— WHAT THE TASK REQUIRES —
Select lines where the word "text" appears.

— PROVIDED DATA —

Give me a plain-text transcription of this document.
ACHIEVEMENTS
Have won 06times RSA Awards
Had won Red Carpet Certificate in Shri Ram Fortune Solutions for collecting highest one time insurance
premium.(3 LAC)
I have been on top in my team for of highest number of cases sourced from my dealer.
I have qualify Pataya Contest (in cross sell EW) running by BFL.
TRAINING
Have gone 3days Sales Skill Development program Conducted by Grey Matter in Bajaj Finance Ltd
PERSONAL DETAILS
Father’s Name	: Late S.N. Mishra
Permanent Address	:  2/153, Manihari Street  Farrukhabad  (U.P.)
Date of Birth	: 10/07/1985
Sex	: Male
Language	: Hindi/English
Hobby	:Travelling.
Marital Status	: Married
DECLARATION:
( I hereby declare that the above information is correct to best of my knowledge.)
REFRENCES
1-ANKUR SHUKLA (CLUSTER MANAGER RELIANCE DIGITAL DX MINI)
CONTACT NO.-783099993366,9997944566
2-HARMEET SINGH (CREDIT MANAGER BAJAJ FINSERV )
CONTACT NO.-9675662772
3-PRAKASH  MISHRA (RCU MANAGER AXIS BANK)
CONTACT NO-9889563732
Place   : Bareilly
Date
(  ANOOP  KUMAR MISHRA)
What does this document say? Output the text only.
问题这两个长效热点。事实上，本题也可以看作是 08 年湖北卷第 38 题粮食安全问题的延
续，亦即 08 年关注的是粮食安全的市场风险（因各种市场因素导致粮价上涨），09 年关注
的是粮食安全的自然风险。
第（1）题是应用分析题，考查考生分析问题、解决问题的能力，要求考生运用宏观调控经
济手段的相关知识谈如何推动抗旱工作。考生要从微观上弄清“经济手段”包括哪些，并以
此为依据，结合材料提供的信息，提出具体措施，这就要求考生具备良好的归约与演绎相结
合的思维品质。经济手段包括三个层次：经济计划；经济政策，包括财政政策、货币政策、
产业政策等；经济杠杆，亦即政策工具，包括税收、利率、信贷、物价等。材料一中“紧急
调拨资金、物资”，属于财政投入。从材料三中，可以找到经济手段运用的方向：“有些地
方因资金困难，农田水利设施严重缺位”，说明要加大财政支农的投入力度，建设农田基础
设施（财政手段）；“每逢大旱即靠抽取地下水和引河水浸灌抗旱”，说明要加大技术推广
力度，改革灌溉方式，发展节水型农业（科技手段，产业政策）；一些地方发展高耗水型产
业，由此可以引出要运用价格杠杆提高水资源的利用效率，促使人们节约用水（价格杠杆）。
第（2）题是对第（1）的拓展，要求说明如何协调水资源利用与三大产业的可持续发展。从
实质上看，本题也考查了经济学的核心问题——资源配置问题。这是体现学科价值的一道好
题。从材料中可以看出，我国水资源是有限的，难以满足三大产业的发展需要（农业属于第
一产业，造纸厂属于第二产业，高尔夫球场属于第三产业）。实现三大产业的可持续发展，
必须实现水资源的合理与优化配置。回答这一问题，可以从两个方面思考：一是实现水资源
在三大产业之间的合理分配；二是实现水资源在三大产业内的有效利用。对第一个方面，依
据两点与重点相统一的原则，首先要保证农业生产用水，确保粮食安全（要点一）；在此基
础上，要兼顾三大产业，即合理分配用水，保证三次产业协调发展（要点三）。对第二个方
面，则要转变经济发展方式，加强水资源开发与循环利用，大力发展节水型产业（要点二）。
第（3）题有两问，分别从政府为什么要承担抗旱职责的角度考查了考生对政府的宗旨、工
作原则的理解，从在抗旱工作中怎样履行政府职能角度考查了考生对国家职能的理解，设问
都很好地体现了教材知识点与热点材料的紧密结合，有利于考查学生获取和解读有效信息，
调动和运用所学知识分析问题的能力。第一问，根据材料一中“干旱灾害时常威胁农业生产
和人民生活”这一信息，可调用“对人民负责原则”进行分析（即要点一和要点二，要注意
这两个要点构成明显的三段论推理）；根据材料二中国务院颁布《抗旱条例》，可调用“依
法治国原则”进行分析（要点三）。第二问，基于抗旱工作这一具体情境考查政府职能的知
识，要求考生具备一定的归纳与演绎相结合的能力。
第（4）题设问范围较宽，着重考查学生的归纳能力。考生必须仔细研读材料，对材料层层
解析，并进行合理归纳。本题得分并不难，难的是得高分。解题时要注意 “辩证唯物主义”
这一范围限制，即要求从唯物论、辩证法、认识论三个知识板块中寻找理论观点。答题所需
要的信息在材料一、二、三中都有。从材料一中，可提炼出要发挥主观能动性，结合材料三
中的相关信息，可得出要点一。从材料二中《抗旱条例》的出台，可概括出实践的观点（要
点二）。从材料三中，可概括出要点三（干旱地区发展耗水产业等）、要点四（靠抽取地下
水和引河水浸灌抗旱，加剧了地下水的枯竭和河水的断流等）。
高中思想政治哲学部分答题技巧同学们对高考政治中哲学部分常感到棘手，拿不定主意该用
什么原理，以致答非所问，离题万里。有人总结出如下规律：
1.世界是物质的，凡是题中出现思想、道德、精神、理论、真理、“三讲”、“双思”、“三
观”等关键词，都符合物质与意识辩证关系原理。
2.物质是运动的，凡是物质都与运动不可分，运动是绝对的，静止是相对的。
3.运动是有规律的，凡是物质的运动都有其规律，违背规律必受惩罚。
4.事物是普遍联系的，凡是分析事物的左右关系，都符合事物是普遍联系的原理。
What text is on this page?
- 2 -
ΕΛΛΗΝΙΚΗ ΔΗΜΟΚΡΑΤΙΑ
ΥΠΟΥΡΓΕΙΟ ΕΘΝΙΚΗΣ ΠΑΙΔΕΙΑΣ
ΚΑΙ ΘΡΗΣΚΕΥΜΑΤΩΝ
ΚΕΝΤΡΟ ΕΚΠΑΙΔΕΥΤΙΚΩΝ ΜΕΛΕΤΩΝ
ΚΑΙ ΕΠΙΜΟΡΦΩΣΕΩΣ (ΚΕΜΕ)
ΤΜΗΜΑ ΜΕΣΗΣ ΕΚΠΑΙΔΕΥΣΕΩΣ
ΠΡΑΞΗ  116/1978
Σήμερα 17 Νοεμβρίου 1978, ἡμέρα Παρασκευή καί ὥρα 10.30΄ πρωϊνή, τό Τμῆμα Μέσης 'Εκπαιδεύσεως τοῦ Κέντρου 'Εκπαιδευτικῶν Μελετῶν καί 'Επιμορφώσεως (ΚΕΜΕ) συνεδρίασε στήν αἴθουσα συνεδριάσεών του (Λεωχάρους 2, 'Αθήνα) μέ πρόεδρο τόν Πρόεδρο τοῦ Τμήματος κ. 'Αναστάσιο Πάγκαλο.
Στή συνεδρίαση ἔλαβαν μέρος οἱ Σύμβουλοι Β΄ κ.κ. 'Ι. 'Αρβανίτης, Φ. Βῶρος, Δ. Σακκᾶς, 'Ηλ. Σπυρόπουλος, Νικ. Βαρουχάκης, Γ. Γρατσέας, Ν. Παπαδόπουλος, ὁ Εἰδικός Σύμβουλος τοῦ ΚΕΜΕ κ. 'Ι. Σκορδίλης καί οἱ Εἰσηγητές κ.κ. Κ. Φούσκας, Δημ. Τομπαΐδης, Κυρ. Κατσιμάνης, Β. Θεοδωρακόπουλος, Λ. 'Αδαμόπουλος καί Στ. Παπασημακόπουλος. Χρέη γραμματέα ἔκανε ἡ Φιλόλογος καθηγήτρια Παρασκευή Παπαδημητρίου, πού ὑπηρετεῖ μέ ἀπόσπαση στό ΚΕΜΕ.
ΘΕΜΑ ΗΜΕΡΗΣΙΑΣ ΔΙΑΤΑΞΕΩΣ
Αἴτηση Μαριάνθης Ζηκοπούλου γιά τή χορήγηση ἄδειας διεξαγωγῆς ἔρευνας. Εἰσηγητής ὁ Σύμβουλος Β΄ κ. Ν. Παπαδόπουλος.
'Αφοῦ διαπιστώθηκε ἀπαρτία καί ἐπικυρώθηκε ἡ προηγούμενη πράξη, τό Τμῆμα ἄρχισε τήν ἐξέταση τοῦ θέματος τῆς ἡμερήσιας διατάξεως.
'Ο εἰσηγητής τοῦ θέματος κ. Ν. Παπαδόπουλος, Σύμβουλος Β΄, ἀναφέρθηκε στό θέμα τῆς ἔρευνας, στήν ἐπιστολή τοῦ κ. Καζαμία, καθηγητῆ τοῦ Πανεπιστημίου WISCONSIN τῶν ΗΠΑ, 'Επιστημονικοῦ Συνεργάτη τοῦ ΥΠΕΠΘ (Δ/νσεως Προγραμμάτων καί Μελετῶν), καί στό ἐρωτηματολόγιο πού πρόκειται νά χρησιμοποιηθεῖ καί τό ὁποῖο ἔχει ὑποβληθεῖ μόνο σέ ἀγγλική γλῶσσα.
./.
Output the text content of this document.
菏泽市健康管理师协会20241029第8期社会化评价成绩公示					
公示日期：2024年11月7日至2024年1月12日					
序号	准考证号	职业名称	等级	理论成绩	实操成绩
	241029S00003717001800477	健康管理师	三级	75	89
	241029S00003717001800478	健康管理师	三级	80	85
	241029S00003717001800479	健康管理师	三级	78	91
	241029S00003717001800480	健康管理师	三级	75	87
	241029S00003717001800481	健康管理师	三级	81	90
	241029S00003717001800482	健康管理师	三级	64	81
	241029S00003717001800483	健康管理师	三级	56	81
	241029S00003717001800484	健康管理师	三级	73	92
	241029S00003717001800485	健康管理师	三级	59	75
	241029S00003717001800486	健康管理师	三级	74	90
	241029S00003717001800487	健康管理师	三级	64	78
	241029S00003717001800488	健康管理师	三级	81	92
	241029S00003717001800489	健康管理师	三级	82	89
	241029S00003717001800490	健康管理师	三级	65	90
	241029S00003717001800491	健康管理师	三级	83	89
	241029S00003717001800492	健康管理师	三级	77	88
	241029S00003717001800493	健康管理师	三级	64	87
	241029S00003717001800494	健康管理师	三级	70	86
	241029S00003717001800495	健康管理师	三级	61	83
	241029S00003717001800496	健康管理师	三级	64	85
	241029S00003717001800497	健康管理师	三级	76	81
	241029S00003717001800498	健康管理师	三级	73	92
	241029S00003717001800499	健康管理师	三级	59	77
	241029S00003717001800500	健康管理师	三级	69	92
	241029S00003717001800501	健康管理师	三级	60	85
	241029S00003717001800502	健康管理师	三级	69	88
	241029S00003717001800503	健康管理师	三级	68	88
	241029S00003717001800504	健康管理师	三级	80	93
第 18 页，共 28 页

— TASK ANSWER —
Give me a plain-text transcription of this document.
What does this document say? Output the text only.
What text is on this page?
Output the text content of this document.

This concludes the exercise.